[Records contained in a dataset]
/---
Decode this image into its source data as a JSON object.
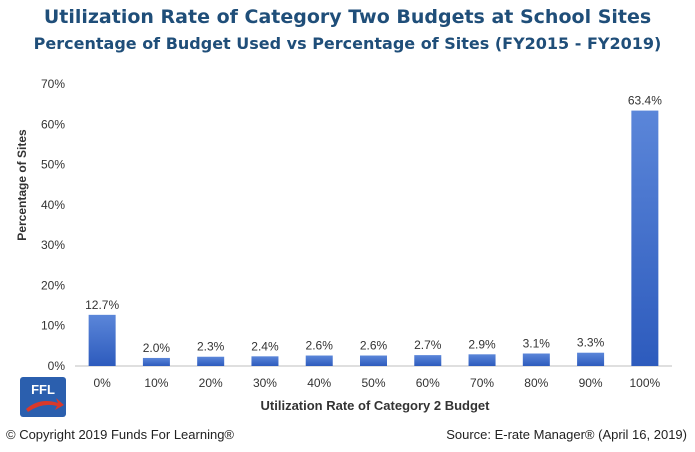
{
  "chart_data": {
    "type": "bar",
    "title": "Utilization Rate of Category Two Budgets at School Sites",
    "subtitle": "Percentage of Budget Used vs Percentage of Sites (FY2015 - FY2019)",
    "xlabel": "Utilization Rate of Category 2 Budget",
    "ylabel": "Percentage of Sites",
    "categories": [
      "0%",
      "10%",
      "20%",
      "30%",
      "40%",
      "50%",
      "60%",
      "70%",
      "80%",
      "90%",
      "100%"
    ],
    "values": [
      12.7,
      2.0,
      2.3,
      2.4,
      2.6,
      2.6,
      2.7,
      2.9,
      3.1,
      3.3,
      63.4
    ],
    "data_labels": [
      "12.7%",
      "2.0%",
      "2.3%",
      "2.4%",
      "2.6%",
      "2.6%",
      "2.7%",
      "2.9%",
      "3.1%",
      "3.3%",
      "63.4%"
    ],
    "yticks": [
      "0%",
      "10%",
      "20%",
      "30%",
      "40%",
      "50%",
      "60%",
      "70%"
    ],
    "ylim": [
      0,
      70
    ],
    "grid": false,
    "bar_color": "#3a68c7"
  },
  "logo": {
    "text": "FFL"
  },
  "footer": {
    "copyright": "© Copyright 2019 Funds For Learning®",
    "source": "Source: E-rate Manager® (April 16, 2019)"
  }
}
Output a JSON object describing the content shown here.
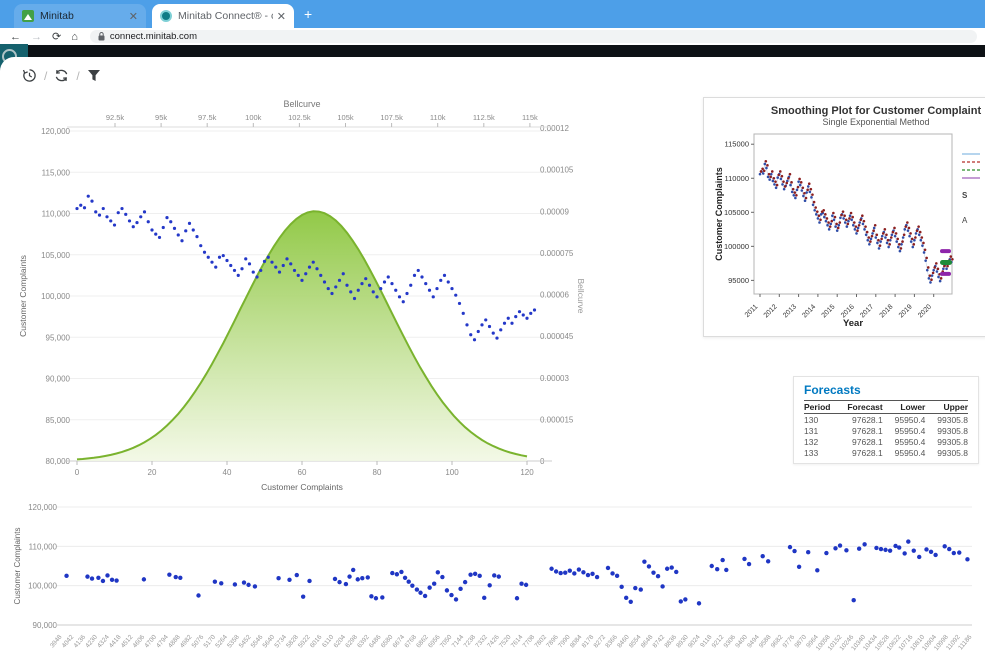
{
  "browser": {
    "tabs": [
      {
        "title": "Minitab"
      },
      {
        "title": "Minitab Connect® - connect.min"
      }
    ],
    "new_tab_label": "+",
    "url": "connect.minitab.com"
  },
  "toolbar": {
    "icons": [
      "history",
      "sync",
      "filter"
    ],
    "separator": "/"
  },
  "forecasts": {
    "title": "Forecasts",
    "headers": [
      "Period",
      "Forecast",
      "Lower",
      "Upper"
    ],
    "rows": [
      [
        "130",
        "97628.1",
        "95950.4",
        "99305.8"
      ],
      [
        "131",
        "97628.1",
        "95950.4",
        "99305.8"
      ],
      [
        "132",
        "97628.1",
        "95950.4",
        "99305.8"
      ],
      [
        "133",
        "97628.1",
        "95950.4",
        "99305.8"
      ]
    ]
  },
  "complaints_series_k": [
    110.6,
    111.0,
    110.7,
    112.1,
    111.5,
    110.2,
    109.8,
    110.6,
    109.6,
    109.1,
    108.6,
    110.1,
    110.6,
    109.9,
    109.1,
    108.4,
    108.9,
    109.6,
    110.2,
    109.0,
    108.0,
    107.5,
    107.1,
    108.3,
    109.5,
    109.0,
    108.2,
    107.4,
    106.7,
    107.9,
    108.8,
    108.0,
    107.2,
    106.1,
    105.3,
    104.7,
    104.1,
    103.5,
    104.7,
    104.9,
    104.3,
    103.7,
    103.1,
    102.5,
    103.3,
    104.5,
    103.9,
    102.9,
    102.3,
    103.1,
    104.2,
    104.7,
    104.1,
    103.5,
    102.9,
    103.7,
    104.5,
    103.9,
    103.1,
    102.5,
    101.9,
    102.7,
    103.5,
    104.1,
    103.3,
    102.5,
    101.7,
    100.9,
    100.3,
    101.1,
    101.9,
    102.7,
    101.3,
    100.5,
    99.7,
    100.7,
    101.5,
    102.1,
    101.3,
    100.5,
    99.9,
    100.9,
    101.7,
    102.3,
    101.5,
    100.7,
    99.9,
    99.3,
    100.3,
    101.3,
    102.5,
    103.1,
    102.3,
    101.5,
    100.7,
    99.9,
    100.9,
    101.9,
    102.5,
    101.7,
    100.9,
    100.1,
    99.1,
    97.9,
    96.5,
    95.3,
    94.7,
    95.7,
    96.5,
    97.1,
    96.3,
    95.5,
    94.9,
    95.9,
    96.7,
    97.3,
    96.7,
    97.5,
    98.1,
    97.7,
    97.3,
    97.9,
    98.3
  ],
  "chart_data": [
    {
      "id": "bellcurve_scatter",
      "type": "scatter+area",
      "top_axis_title": "Bellcurve",
      "top_ticks": [
        "92.5k",
        "95k",
        "97.5k",
        "100k",
        "102.5k",
        "105k",
        "107.5k",
        "110k",
        "112.5k",
        "115k"
      ],
      "ylabel_left": "Customer Complaints",
      "y_ticks_left": [
        "120,000",
        "115,000",
        "110,000",
        "105,000",
        "100,000",
        "95,000",
        "90,000",
        "85,000",
        "80,000"
      ],
      "ylim_left_k": [
        80,
        120
      ],
      "ylabel_right": "Bellcurve",
      "y_ticks_right": [
        "0.00012",
        "0.000105",
        "0.00009",
        "0.000075",
        "0.00006",
        "0.000045",
        "0.00003",
        "0.000015",
        "0"
      ],
      "ylim_right": [
        0,
        0.00012
      ],
      "xlabel": "Customer Complaints",
      "x_ticks": [
        0,
        20,
        40,
        60,
        80,
        100,
        120
      ],
      "xlim": [
        0,
        120
      ],
      "bell": {
        "mean": 63.5,
        "sd": 20,
        "peak": 9e-05
      },
      "point_color": "#2438c8",
      "bell_stroke": "#7ab32e",
      "bell_fill_top": "#8cc63e",
      "bell_fill_bottom": "#f2f8e4"
    },
    {
      "id": "smoothing_plot",
      "type": "scatter",
      "title": "Smoothing Plot for Customer Complaint",
      "subtitle": "Single Exponential Method",
      "xlabel": "Year",
      "ylabel": "Customer Complaints",
      "x_ticks": [
        2011,
        2012,
        2013,
        2014,
        2015,
        2016,
        2017,
        2018,
        2019,
        2020
      ],
      "y_ticks": [
        95000,
        100000,
        105000,
        110000,
        115000
      ],
      "ylim": [
        93000,
        116500
      ],
      "actual_color": "#2f4da8",
      "fit_color": "#8c1f1f",
      "forecast_color": "#1f8b3a",
      "pi_color": "#8e24aa",
      "forecast_value_k": 97.628,
      "pi_upper_k": 99.306,
      "pi_lower_k": 95.95,
      "legend_line_colors": [
        "#9ec7e8",
        "#c0504d",
        "#4ea24e",
        "#b07cc6"
      ],
      "legend_fragments": [
        "S",
        "A"
      ]
    },
    {
      "id": "bottom_scatter",
      "type": "scatter",
      "ylabel": "Customer Complaints",
      "y_ticks": [
        "120,000",
        "110,000",
        "100,000",
        "90,000"
      ],
      "ylim_k": [
        90,
        120
      ],
      "x_start": 3948,
      "x_step": 94,
      "x_count": 78,
      "point_color": "#1f36c4",
      "points": [
        [
          0.005,
          102.5
        ],
        [
          0.028,
          102.3
        ],
        [
          0.033,
          101.8
        ],
        [
          0.04,
          102.0
        ],
        [
          0.045,
          101.2
        ],
        [
          0.05,
          102.6
        ],
        [
          0.055,
          101.5
        ],
        [
          0.06,
          101.3
        ],
        [
          0.09,
          101.6
        ],
        [
          0.118,
          102.8
        ],
        [
          0.125,
          102.2
        ],
        [
          0.13,
          102.0
        ],
        [
          0.15,
          97.5
        ],
        [
          0.168,
          101.0
        ],
        [
          0.175,
          100.6
        ],
        [
          0.19,
          100.3
        ],
        [
          0.2,
          100.8
        ],
        [
          0.205,
          100.2
        ],
        [
          0.212,
          99.8
        ],
        [
          0.238,
          101.9
        ],
        [
          0.25,
          101.5
        ],
        [
          0.258,
          102.7
        ],
        [
          0.265,
          97.2
        ],
        [
          0.272,
          101.2
        ],
        [
          0.3,
          101.7
        ],
        [
          0.305,
          100.9
        ],
        [
          0.312,
          100.4
        ],
        [
          0.316,
          102.3
        ],
        [
          0.32,
          104.0
        ],
        [
          0.325,
          101.6
        ],
        [
          0.33,
          101.9
        ],
        [
          0.336,
          102.1
        ],
        [
          0.34,
          97.3
        ],
        [
          0.345,
          96.8
        ],
        [
          0.352,
          97.0
        ],
        [
          0.363,
          103.2
        ],
        [
          0.368,
          102.9
        ],
        [
          0.373,
          103.5
        ],
        [
          0.377,
          102.0
        ],
        [
          0.381,
          101.0
        ],
        [
          0.385,
          100.0
        ],
        [
          0.39,
          99.0
        ],
        [
          0.394,
          98.2
        ],
        [
          0.399,
          97.4
        ],
        [
          0.404,
          99.5
        ],
        [
          0.409,
          100.5
        ],
        [
          0.413,
          103.4
        ],
        [
          0.418,
          102.2
        ],
        [
          0.423,
          98.8
        ],
        [
          0.428,
          97.6
        ],
        [
          0.433,
          96.5
        ],
        [
          0.438,
          99.2
        ],
        [
          0.443,
          100.9
        ],
        [
          0.449,
          102.8
        ],
        [
          0.454,
          103.0
        ],
        [
          0.459,
          102.5
        ],
        [
          0.464,
          96.9
        ],
        [
          0.47,
          100.1
        ],
        [
          0.475,
          102.6
        ],
        [
          0.48,
          102.3
        ],
        [
          0.5,
          96.8
        ],
        [
          0.505,
          100.5
        ],
        [
          0.51,
          100.2
        ],
        [
          0.538,
          104.3
        ],
        [
          0.543,
          103.6
        ],
        [
          0.548,
          103.2
        ],
        [
          0.553,
          103.3
        ],
        [
          0.558,
          103.8
        ],
        [
          0.563,
          103.1
        ],
        [
          0.568,
          104.1
        ],
        [
          0.573,
          103.4
        ],
        [
          0.578,
          102.7
        ],
        [
          0.583,
          103.0
        ],
        [
          0.588,
          102.2
        ],
        [
          0.6,
          104.5
        ],
        [
          0.605,
          103.1
        ],
        [
          0.61,
          102.5
        ],
        [
          0.615,
          99.7
        ],
        [
          0.62,
          96.9
        ],
        [
          0.625,
          95.9
        ],
        [
          0.63,
          99.4
        ],
        [
          0.636,
          99.0
        ],
        [
          0.64,
          106.1
        ],
        [
          0.645,
          104.9
        ],
        [
          0.65,
          103.3
        ],
        [
          0.655,
          102.4
        ],
        [
          0.66,
          99.8
        ],
        [
          0.665,
          104.3
        ],
        [
          0.67,
          104.6
        ],
        [
          0.675,
          103.5
        ],
        [
          0.68,
          96.0
        ],
        [
          0.685,
          96.5
        ],
        [
          0.7,
          95.5
        ],
        [
          0.714,
          105.0
        ],
        [
          0.72,
          104.2
        ],
        [
          0.726,
          106.5
        ],
        [
          0.73,
          104.0
        ],
        [
          0.75,
          106.8
        ],
        [
          0.755,
          105.5
        ],
        [
          0.77,
          107.5
        ],
        [
          0.776,
          106.2
        ],
        [
          0.8,
          109.8
        ],
        [
          0.805,
          108.8
        ],
        [
          0.81,
          104.8
        ],
        [
          0.82,
          108.5
        ],
        [
          0.83,
          103.9
        ],
        [
          0.84,
          108.3
        ],
        [
          0.85,
          109.5
        ],
        [
          0.855,
          110.2
        ],
        [
          0.862,
          109.0
        ],
        [
          0.87,
          96.3
        ],
        [
          0.876,
          109.4
        ],
        [
          0.882,
          110.5
        ],
        [
          0.895,
          109.6
        ],
        [
          0.9,
          109.3
        ],
        [
          0.905,
          109.1
        ],
        [
          0.91,
          108.9
        ],
        [
          0.916,
          110.1
        ],
        [
          0.92,
          109.7
        ],
        [
          0.926,
          108.2
        ],
        [
          0.93,
          111.2
        ],
        [
          0.936,
          108.9
        ],
        [
          0.942,
          107.3
        ],
        [
          0.95,
          109.2
        ],
        [
          0.955,
          108.6
        ],
        [
          0.96,
          107.8
        ],
        [
          0.97,
          110.0
        ],
        [
          0.975,
          109.3
        ],
        [
          0.98,
          108.3
        ],
        [
          0.986,
          108.4
        ],
        [
          0.995,
          106.7
        ]
      ]
    }
  ]
}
\---
● **Aim of the exercise**: Report each line of the material above where the word "JSON" appears.

● **Written response**:
Decode this image into its source data as a JSON object.
Output a JSON object describing the content shown here.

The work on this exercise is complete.